▶ Objective:
Identify each line in the items below that contains the string "this", and copy those lines out in full. Treat the match as case-sensitive.

▶ Exercise materials:

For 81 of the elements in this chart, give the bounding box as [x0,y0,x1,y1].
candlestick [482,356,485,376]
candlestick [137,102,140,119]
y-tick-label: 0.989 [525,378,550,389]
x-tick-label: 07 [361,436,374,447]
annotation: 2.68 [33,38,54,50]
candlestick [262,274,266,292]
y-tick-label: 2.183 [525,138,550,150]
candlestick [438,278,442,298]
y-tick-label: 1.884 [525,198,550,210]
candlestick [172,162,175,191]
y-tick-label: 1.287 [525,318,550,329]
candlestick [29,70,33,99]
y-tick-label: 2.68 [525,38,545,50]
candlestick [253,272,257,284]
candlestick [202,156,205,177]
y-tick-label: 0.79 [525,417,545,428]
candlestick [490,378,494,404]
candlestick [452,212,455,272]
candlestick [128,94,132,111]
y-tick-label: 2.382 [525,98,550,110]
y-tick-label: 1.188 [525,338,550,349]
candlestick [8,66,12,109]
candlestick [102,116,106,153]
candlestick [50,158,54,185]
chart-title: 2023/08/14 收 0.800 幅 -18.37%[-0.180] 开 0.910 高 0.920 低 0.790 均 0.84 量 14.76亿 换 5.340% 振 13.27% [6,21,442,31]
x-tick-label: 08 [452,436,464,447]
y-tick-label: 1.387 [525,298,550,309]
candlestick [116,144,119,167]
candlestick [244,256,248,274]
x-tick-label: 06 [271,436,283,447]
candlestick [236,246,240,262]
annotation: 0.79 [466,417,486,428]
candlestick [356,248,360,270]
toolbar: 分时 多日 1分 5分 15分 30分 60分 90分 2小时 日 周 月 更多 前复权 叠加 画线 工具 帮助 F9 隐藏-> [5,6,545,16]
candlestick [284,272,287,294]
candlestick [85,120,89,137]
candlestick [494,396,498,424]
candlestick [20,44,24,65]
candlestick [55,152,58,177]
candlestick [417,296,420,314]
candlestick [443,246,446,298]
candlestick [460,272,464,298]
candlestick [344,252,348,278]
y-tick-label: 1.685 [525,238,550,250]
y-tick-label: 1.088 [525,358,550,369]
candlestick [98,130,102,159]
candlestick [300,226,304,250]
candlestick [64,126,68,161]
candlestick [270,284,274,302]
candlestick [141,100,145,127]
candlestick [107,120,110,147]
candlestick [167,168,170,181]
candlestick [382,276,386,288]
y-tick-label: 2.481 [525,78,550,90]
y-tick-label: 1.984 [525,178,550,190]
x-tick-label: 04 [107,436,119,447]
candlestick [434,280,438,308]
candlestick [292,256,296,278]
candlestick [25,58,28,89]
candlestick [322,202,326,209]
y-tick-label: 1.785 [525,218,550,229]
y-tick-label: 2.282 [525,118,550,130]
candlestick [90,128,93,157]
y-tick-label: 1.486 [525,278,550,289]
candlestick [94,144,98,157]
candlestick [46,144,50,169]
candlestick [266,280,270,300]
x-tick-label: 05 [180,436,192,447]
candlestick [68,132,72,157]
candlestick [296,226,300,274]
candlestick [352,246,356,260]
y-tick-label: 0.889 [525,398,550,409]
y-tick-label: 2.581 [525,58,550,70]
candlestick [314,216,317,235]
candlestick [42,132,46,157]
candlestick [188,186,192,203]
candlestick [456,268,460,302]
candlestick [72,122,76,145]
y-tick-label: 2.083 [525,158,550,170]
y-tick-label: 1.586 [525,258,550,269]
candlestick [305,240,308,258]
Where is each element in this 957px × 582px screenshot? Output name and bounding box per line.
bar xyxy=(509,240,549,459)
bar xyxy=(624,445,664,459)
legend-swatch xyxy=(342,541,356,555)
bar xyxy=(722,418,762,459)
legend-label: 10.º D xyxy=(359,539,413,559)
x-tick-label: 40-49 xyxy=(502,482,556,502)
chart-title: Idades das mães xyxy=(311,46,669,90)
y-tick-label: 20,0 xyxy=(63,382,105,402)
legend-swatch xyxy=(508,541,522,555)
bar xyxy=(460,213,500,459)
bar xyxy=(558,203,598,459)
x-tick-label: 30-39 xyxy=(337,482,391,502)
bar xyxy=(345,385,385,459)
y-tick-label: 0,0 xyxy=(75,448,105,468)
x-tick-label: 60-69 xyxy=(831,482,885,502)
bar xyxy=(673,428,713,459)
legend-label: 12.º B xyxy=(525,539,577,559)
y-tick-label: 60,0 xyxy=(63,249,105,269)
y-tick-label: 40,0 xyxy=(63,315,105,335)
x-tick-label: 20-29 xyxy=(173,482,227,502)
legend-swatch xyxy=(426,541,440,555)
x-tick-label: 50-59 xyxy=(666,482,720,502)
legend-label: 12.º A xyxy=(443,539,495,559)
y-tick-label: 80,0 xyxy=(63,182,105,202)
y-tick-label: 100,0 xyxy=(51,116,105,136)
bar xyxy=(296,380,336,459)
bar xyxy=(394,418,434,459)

▶ Output of the task:
For 81 of the elements in this chart, give the bounding box as [x0,y0,x1,y1].
Where is each element in this 957px × 582px screenshot? Output name and bounding box per line.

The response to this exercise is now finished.